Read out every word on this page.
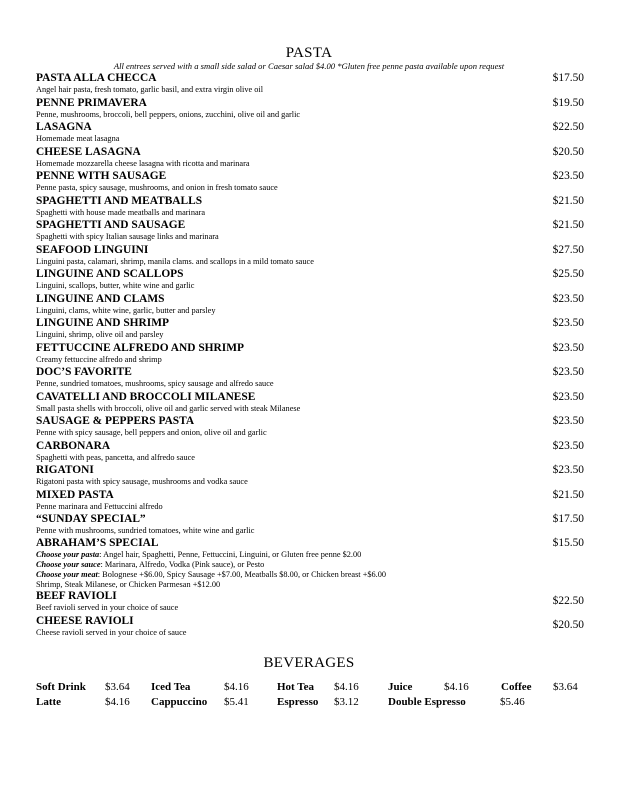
PASTA
All entrees served with a small side salad or Caesar salad $4.00 *Gluten free penne pasta available upon request
PASTA ALLA CHECCA
Angel hair pasta, fresh tomato, garlic basil, and extra virgin olive oil
$17.50
PENNE PRIMAVERA
Penne, mushrooms, broccoli, bell peppers, onions, zucchini, olive oil and garlic
$19.50
LASAGNA
Homemade meat lasagna
$22.50
CHEESE LASAGNA
Homemade mozzarella cheese lasagna with ricotta and marinara
$20.50
PENNE WITH SAUSAGE
Penne pasta, spicy sausage, mushrooms, and onion in fresh tomato sauce
$23.50
SPAGHETTI AND MEATBALLS
Spaghetti with house made meatballs and marinara
$21.50
SPAGHETTI AND SAUSAGE
Spaghetti with spicy Italian sausage links and marinara
$21.50
SEAFOOD LINGUINI
Linguini pasta, calamari, shrimp, manila clams. and scallops in a mild tomato sauce
$27.50
LINGUINE AND SCALLOPS
Linguini, scallops, butter, white wine and garlic
$25.50
LINGUINE AND CLAMS
Linguini, clams, white wine, garlic, butter and parsley
$23.50
LINGUINE AND SHRIMP
Linguini, shrimp, olive oil and parsley
$23.50
FETTUCCINE ALFREDO AND SHRIMP
Creamy fettuccine alfredo and shrimp
$23.50
DOC’S FAVORITE
Penne, sundried tomatoes, mushrooms, spicy sausage and alfredo sauce
$23.50
CAVATELLI AND BROCCOLI MILANESE
Small pasta shells with broccoli, olive oil and garlic served with steak Milanese
$23.50
SAUSAGE & PEPPERS PASTA
Penne with spicy sausage, bell peppers and onion, olive oil and garlic
$23.50
CARBONARA
Spaghetti with peas, pancetta, and alfredo sauce
$23.50
RIGATONI
Rigatoni pasta with spicy sausage, mushrooms and vodka sauce
$23.50
MIXED PASTA
Penne marinara and Fettuccini alfredo
$21.50
“SUNDAY SPECIAL”
Penne with mushrooms, sundried tomatoes, white wine and garlic
$17.50
ABRAHAM’S SPECIAL
Choose your pasta: Angel hair, Spaghetti, Penne, Fettuccini, Linguini, or Gluten free penne $2.00
Choose your sauce: Marinara, Alfredo, Vodka (Pink sauce), or Pesto
Choose your meat: Bolognese +$6.00, Spicy Sausage +$7.00, Meatballs $8.00, or Chicken breast +$6.00
Shrimp, Steak Milanese, or Chicken Parmesan +$12.00
$15.50
BEEF RAVIOLI
Beef ravioli served in your choice of sauce
$22.50
CHEESE RAVIOLI
Cheese ravioli served in your choice of sauce
$20.50
BEVERAGES
Soft Drink $3.64 Iced Tea	$4.16	Hot Tea $4.16	Juice	$4.16	Coffee $3.64
Latte	$4.16 Cappuccino $5.41	Espresso $3.12	Double Espresso	$5.46
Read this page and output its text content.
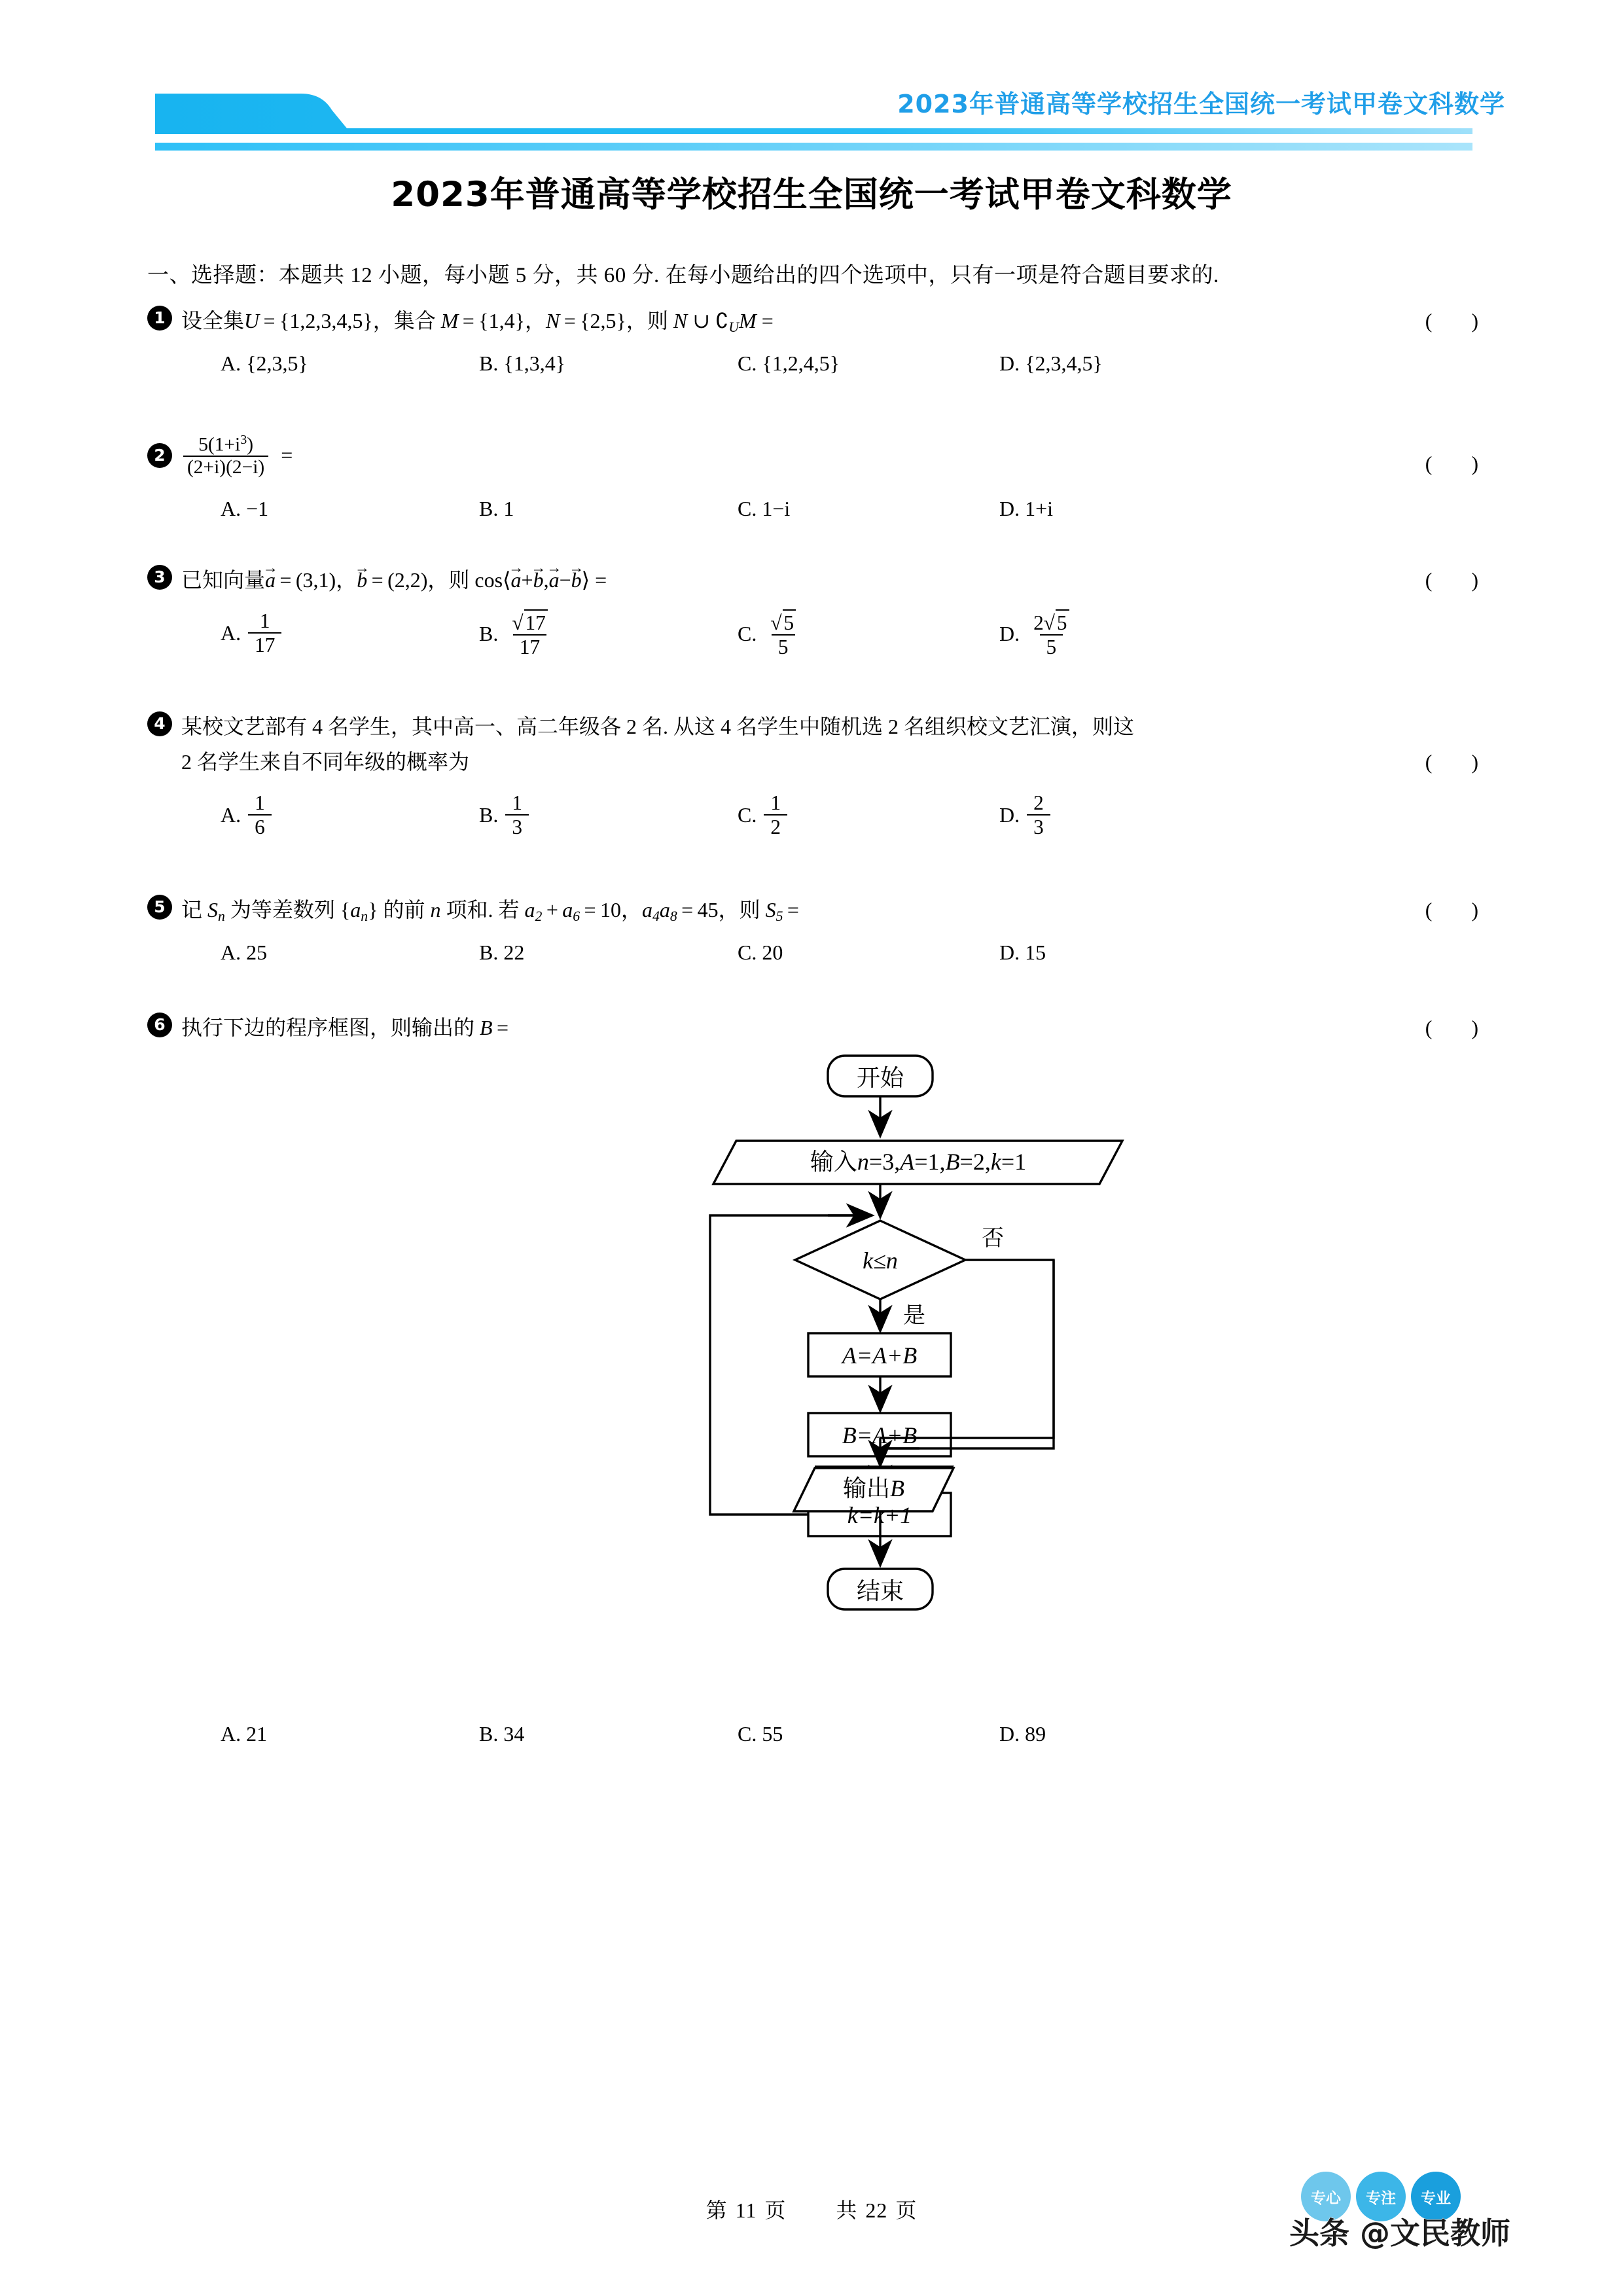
2023年普通高等学校招生全国统一考试甲卷文科数学
2023年普通高等学校招生全国统一考试甲卷文科数学
一、选择题：本题共 12 小题，每小题 5 分，共 60 分. 在每小题给出的四个选项中，只有一项是符合题目要求的.
1 设全集U = {1,2,3,4,5}，集合 M = {1,4}，N = {2,5}，则 N ∪ $∁_UM$ =	( )
A. {2,3,5}	B. {1,3,4}	C. {1,2,4,5}	D. {2,3,4,5}
$2 \frac{5(1+i^3)}{(2+i)(2-i)}$ =	( )
A. −1	B. 1	C. 1−i	D. 1+i
3 已知向量a → = (3,1)，b → = (2,2)，则 cos⟨a →+b →,a →−b →⟩ =	( )
A. $\frac{1}{17}$	B. $\frac{√17}{17}$	C. $\frac{√5}{5}$	D. $\frac{2√5}{5}$
4 某校文艺部有 4 名学生，其中高一、高二年级各 2 名. 从这 4 名学生中随机选 2 名组织校文艺汇演，则这
2 名学生来自不同年级的概率为	( )
A. $\frac{1}{6}$	B. $\frac{1}{3}$	C. $\frac{1}{2}$	D. $\frac{2}{3}$
5 记 $S_n$ 为等差数列 $\{a_n\}$ 的前 n 项和. 若 $a_2 + a_6 = 10$，$a_4a_8 = 45$，则 $S_5$ =	( )
A. 25	B. 22	C. 20	D. 15
6 执行下边的程序框图，则输出的 B =	( )
开始
输入n=3,A=1,B=2,k=1
k≤n
否
是
A=A+B
B=A+B
k=k+1
输出B
结束
A. 21	B. 34	C. 55	D. 89
第 11 页 共 22 页
专心	专注	专业
头条 @文民教师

· · ·

§ **Exercise task**
Write the records above out again exactly, with no pictures in your copy.

§ **Solution to this exercise**
Read out every word on this page.
PASTA
All entrees served with a small side salad or Caesar salad $4.00 *Gluten free penne pasta available upon request
PASTA ALLA CHECCA
Angel hair pasta, fresh tomato, garlic basil, and extra virgin olive oil
$17.50
PENNE PRIMAVERA
Penne, mushrooms, broccoli, bell peppers, onions, zucchini, olive oil and garlic
$19.50
LASAGNA
Homemade meat lasagna
$22.50
CHEESE LASAGNA
Homemade mozzarella cheese lasagna with ricotta and marinara
$20.50
PENNE WITH SAUSAGE
Penne pasta, spicy sausage, mushrooms, and onion in fresh tomato sauce
$23.50
SPAGHETTI AND MEATBALLS
Spaghetti with house made meatballs and marinara
$21.50
SPAGHETTI AND SAUSAGE
Spaghetti with spicy Italian sausage links and marinara
$21.50
SEAFOOD LINGUINI
Linguini pasta, calamari, shrimp, manila clams. and scallops in a mild tomato sauce
$27.50
LINGUINE AND SCALLOPS
Linguini, scallops, butter, white wine and garlic
$25.50
LINGUINE AND CLAMS
Linguini, clams, white wine, garlic, butter and parsley
$23.50
LINGUINE AND SHRIMP
Linguini, shrimp, olive oil and parsley
$23.50
FETTUCCINE ALFREDO AND SHRIMP
Creamy fettuccine alfredo and shrimp
$23.50
DOC’S FAVORITE
Penne, sundried tomatoes, mushrooms, spicy sausage and alfredo sauce
$23.50
CAVATELLI AND BROCCOLI MILANESE
Small pasta shells with broccoli, olive oil and garlic served with steak Milanese
$23.50
SAUSAGE & PEPPERS PASTA
Penne with spicy sausage, bell peppers and onion, olive oil and garlic
$23.50
CARBONARA
Spaghetti with peas, pancetta, and alfredo sauce
$23.50
RIGATONI
Rigatoni pasta with spicy sausage, mushrooms and vodka sauce
$23.50
MIXED PASTA
Penne marinara and Fettuccini alfredo
$21.50
“SUNDAY SPECIAL”
Penne with mushrooms, sundried tomatoes, white wine and garlic
$17.50
ABRAHAM’S SPECIAL
Choose your pasta: Angel hair, Spaghetti, Penne, Fettuccini, Linguini, or Gluten free penne $2.00
Choose your sauce: Marinara, Alfredo, Vodka (Pink sauce), or Pesto
Choose your meat: Bolognese +$6.00, Spicy Sausage +$7.00, Meatballs $8.00, or Chicken breast +$6.00
Shrimp, Steak Milanese, or Chicken Parmesan +$12.00
$15.50
BEEF RAVIOLI
Beef ravioli served in your choice of sauce
$22.50
CHEESE RAVIOLI
Cheese ravioli served in your choice of sauce
$20.50
BEVERAGES
Soft Drink $3.64 Iced Tea	$4.16	Hot Tea $4.16	Juice	$4.16	Coffee $3.64
Latte	$4.16 Cappuccino $5.41	Espresso $3.12	Double Espresso	$5.46
Read this page and output its text content.
2023年普通高等学校招生全国统一考试甲卷文科数学
2023年普通高等学校招生全国统一考试甲卷文科数学
一、选择题：本题共 12 小题，每小题 5 分，共 60 分. 在每小题给出的四个选项中，只有一项是符合题目要求的.
1 设全集U = {1,2,3,4,5}，集合 M = {1,4}，N = {2,5}，则 N ∪ $∁_UM$ =	( )
A. {2,3,5}	B. {1,3,4}	C. {1,2,4,5}	D. {2,3,4,5}
$2 \frac{5(1+i^3)}{(2+i)(2-i)}$ =	( )
A. −1	B. 1	C. 1−i	D. 1+i
3 已知向量a → = (3,1)，b → = (2,2)，则 cos⟨a →+b →,a →−b →⟩ =	( )
A. $\frac{1}{17}$	B. $\frac{√17}{17}$	C. $\frac{√5}{5}$	D. $\frac{2√5}{5}$
4 某校文艺部有 4 名学生，其中高一、高二年级各 2 名. 从这 4 名学生中随机选 2 名组织校文艺汇演，则这
2 名学生来自不同年级的概率为	( )
A. $\frac{1}{6}$	B. $\frac{1}{3}$	C. $\frac{1}{2}$	D. $\frac{2}{3}$
5 记 $S_n$ 为等差数列 $\{a_n\}$ 的前 n 项和. 若 $a_2 + a_6 = 10$，$a_4a_8 = 45$，则 $S_5$ =	( )
A. 25	B. 22	C. 20	D. 15
6 执行下边的程序框图，则输出的 B =	( )
开始
输入n=3,A=1,B=2,k=1
k≤n
否
是
A=A+B
B=A+B
k=k+1
输出B
结束
A. 21	B. 34	C. 55	D. 89
第 11 页 共 22 页
专心	专注	专业
头条 @文民教师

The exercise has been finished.